◆ YOUR INSTRUCTIONS
Give the entries again exactly, every one of them.

◆ ROWS
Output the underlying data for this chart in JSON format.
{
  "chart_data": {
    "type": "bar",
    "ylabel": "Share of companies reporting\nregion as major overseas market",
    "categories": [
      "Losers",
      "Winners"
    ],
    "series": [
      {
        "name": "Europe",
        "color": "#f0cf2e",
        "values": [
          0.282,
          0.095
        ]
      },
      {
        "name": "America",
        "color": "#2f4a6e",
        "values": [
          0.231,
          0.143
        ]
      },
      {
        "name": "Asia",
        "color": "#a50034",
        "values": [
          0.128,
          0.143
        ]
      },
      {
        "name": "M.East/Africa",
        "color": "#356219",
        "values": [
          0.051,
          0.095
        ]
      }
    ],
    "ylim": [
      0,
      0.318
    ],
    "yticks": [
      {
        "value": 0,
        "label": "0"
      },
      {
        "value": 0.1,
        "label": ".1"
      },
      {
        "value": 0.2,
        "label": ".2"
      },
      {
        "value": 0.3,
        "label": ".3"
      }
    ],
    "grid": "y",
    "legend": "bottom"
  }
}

◆ EXERCISE RESULT
Output the underlying data for this chart in JSON format.
{
  "chart_data": {
    "type": "bar",
    "ylabel": "Share of companies reporting\nregion as major overseas market",
    "categories": [
      "Losers",
      "Winners"
    ],
    "series": [
      {
        "name": "Europe",
        "color": "#f0cf2e",
        "values": [
          0.282,
          0.095
        ]
      },
      {
        "name": "America",
        "color": "#2f4a6e",
        "values": [
          0.231,
          0.143
        ]
      },
      {
        "name": "Asia",
        "color": "#a50034",
        "values": [
          0.128,
          0.143
        ]
      },
      {
        "name": "M.East/Africa",
        "color": "#356219",
        "values": [
          0.051,
          0.095
        ]
      }
    ],
    "ylim": [
      0,
      0.318
    ],
    "yticks": [
      {
        "value": 0,
        "label": "0"
      },
      {
        "value": 0.1,
        "label": ".1"
      },
      {
        "value": 0.2,
        "label": ".2"
      },
      {
        "value": 0.3,
        "label": ".3"
      }
    ],
    "grid": "y",
    "legend": "bottom"
  }
}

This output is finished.